### WHAT THE TASK REQUIRES
Select the lines that hold the word "false" and copy each one.
————————
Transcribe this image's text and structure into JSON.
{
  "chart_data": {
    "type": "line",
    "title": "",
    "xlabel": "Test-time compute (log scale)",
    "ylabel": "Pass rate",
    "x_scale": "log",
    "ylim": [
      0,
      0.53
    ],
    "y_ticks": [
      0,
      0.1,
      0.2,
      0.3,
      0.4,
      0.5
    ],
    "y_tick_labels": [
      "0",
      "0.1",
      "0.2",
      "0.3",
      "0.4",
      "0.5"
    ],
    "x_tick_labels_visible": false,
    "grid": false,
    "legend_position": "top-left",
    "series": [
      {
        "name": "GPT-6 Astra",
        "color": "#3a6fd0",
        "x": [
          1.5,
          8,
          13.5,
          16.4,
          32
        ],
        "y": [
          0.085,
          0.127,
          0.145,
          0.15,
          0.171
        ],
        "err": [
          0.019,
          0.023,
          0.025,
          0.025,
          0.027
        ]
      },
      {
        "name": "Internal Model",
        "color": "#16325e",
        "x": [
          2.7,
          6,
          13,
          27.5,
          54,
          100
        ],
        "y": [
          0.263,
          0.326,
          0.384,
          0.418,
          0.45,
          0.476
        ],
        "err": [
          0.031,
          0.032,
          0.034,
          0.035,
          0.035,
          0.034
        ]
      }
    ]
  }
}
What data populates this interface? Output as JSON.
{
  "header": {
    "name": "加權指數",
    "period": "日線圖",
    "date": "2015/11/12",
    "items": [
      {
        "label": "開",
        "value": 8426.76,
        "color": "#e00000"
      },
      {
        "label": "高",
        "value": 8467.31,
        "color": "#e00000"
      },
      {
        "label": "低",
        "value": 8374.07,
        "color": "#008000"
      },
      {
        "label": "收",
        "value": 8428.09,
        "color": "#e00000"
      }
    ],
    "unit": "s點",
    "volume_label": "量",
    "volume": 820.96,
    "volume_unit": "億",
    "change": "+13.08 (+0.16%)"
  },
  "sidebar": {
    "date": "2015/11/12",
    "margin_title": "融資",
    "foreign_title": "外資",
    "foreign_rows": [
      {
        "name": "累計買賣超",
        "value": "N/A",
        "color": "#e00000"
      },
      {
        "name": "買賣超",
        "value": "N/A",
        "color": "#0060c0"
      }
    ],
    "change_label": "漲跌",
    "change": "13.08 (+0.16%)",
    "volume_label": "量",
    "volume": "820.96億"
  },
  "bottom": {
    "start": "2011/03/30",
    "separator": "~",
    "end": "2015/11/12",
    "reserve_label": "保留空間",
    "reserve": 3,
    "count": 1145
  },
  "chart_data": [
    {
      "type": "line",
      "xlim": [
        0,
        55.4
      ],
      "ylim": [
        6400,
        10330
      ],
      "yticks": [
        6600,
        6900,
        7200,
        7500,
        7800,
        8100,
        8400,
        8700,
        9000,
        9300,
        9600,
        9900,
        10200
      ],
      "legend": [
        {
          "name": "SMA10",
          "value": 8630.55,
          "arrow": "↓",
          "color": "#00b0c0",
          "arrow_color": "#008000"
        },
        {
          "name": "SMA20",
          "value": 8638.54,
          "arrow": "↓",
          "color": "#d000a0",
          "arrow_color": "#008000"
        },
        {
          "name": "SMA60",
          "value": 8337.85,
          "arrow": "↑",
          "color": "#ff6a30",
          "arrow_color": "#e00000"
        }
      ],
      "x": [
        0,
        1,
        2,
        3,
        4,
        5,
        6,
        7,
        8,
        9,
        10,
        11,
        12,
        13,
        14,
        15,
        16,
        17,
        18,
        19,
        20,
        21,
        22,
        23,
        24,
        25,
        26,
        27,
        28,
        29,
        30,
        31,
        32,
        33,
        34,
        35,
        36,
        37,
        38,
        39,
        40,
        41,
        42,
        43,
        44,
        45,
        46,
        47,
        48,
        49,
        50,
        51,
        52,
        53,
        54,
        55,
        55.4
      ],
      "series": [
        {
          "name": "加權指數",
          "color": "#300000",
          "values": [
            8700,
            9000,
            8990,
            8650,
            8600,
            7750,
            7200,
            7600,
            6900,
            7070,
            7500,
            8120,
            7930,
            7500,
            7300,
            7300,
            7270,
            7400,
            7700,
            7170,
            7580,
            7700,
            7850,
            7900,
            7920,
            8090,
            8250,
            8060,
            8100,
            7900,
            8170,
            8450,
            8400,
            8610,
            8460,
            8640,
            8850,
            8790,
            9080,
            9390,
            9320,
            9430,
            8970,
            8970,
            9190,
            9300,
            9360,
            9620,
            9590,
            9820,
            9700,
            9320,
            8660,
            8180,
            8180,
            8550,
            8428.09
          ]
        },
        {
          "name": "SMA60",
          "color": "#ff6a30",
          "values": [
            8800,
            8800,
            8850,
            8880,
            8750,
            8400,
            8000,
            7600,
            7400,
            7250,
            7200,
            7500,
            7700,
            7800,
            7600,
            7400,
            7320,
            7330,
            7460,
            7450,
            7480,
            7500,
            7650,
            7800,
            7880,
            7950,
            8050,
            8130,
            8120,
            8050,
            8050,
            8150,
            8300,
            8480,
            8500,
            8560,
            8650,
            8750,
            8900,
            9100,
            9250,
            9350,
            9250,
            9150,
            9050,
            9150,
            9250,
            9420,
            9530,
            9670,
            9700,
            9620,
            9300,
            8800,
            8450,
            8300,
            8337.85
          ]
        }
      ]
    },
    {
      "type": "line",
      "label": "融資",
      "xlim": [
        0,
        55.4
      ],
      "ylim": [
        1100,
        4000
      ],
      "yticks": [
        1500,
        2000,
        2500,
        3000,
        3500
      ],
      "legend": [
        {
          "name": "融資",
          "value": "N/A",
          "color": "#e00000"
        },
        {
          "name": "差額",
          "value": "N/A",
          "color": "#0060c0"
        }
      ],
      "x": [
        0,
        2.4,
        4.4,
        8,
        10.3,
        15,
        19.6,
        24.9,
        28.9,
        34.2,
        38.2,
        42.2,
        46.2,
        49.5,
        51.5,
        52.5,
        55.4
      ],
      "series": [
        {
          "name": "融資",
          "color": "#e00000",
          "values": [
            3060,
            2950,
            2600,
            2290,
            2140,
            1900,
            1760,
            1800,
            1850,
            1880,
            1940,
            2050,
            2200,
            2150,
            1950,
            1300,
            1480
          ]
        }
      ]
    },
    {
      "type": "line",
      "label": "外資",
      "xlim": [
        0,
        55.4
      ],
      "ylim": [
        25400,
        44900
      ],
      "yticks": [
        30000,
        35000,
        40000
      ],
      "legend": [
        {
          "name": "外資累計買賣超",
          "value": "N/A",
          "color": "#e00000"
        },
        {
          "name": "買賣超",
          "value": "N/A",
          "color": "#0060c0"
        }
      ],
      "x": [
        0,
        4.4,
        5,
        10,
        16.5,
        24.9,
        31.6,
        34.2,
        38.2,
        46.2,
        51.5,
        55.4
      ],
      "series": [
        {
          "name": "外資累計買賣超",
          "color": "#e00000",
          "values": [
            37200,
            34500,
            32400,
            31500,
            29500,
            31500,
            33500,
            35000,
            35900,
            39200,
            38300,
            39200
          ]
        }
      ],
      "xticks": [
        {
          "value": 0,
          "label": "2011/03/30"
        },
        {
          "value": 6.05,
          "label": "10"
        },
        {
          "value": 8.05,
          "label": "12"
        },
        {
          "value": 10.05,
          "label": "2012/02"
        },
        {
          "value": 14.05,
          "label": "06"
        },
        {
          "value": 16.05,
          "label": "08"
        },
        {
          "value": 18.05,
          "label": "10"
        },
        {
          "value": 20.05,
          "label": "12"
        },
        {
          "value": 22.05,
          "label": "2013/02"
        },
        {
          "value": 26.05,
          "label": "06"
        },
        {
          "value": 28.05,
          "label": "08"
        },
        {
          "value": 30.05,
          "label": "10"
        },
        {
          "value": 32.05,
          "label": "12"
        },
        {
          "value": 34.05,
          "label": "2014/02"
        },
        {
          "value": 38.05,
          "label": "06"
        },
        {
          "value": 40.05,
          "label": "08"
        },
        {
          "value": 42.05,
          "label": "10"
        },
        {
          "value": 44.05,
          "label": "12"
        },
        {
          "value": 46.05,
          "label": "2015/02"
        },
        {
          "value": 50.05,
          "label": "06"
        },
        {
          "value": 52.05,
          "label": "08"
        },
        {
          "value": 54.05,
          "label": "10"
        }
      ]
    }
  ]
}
————————
### ANSWER TO THIS PROBLEM
    "x_tick_labels_visible": false,
    "grid": false,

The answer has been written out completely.